Task
Can you rewrite the records below so that every "y2-tick-label" becomes "right-axis-label", with nothing else changed?
***
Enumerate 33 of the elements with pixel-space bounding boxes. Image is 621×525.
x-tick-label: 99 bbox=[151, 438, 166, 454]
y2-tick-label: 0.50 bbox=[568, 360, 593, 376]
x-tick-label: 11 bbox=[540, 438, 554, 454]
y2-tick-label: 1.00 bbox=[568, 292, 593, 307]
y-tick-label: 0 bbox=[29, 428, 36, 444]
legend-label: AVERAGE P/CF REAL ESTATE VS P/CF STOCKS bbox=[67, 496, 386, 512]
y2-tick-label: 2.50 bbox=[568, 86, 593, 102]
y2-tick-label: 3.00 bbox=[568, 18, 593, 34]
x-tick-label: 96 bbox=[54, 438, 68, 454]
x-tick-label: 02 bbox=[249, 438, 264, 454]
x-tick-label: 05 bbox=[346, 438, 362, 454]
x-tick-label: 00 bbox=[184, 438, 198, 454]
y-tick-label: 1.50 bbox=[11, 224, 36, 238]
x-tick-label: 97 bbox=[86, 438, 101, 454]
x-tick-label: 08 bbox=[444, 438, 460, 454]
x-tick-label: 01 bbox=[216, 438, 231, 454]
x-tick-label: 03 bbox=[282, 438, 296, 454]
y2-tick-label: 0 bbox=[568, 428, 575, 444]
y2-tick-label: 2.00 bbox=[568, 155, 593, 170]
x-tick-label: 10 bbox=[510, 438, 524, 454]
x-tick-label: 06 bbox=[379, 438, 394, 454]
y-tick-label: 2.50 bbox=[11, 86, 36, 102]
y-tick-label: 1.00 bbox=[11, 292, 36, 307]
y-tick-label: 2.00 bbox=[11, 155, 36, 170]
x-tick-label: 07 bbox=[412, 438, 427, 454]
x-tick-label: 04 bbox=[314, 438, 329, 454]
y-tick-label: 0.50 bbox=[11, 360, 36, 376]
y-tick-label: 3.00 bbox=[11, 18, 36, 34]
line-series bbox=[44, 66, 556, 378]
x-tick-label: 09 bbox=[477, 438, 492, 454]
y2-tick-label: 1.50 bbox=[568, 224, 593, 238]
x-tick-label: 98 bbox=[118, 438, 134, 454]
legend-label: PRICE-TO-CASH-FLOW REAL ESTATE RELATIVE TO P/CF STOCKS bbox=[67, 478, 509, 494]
***
Exercise response
Enumerate 33 of the elements with pixel-space bounding boxes. Image is 621×525.
x-tick-label: 99 bbox=[151, 438, 166, 454]
right-axis-label: 0.50 bbox=[568, 360, 593, 376]
x-tick-label: 11 bbox=[540, 438, 554, 454]
right-axis-label: 1.00 bbox=[568, 292, 593, 307]
y-tick-label: 0 bbox=[29, 428, 36, 444]
legend-label: AVERAGE P/CF REAL ESTATE VS P/CF STOCKS bbox=[67, 496, 386, 512]
right-axis-label: 2.50 bbox=[568, 86, 593, 102]
right-axis-label: 3.00 bbox=[568, 18, 593, 34]
x-tick-label: 96 bbox=[54, 438, 68, 454]
x-tick-label: 02 bbox=[249, 438, 264, 454]
x-tick-label: 05 bbox=[346, 438, 362, 454]
x-tick-label: 00 bbox=[184, 438, 198, 454]
y-tick-label: 1.50 bbox=[11, 224, 36, 238]
x-tick-label: 97 bbox=[86, 438, 101, 454]
x-tick-label: 08 bbox=[444, 438, 460, 454]
x-tick-label: 01 bbox=[216, 438, 231, 454]
x-tick-label: 03 bbox=[282, 438, 296, 454]
right-axis-label: 0 bbox=[568, 428, 575, 444]
right-axis-label: 2.00 bbox=[568, 155, 593, 170]
x-tick-label: 10 bbox=[510, 438, 524, 454]
x-tick-label: 06 bbox=[379, 438, 394, 454]
y-tick-label: 2.50 bbox=[11, 86, 36, 102]
y-tick-label: 1.00 bbox=[11, 292, 36, 307]
y-tick-label: 2.00 bbox=[11, 155, 36, 170]
x-tick-label: 07 bbox=[412, 438, 427, 454]
x-tick-label: 04 bbox=[314, 438, 329, 454]
y-tick-label: 0.50 bbox=[11, 360, 36, 376]
y-tick-label: 3.00 bbox=[11, 18, 36, 34]
line-series bbox=[44, 66, 556, 378]
x-tick-label: 09 bbox=[477, 438, 492, 454]
right-axis-label: 1.50 bbox=[568, 224, 593, 238]
x-tick-label: 98 bbox=[118, 438, 134, 454]
legend-label: PRICE-TO-CASH-FLOW REAL ESTATE RELATIVE TO P/CF STOCKS bbox=[67, 478, 509, 494]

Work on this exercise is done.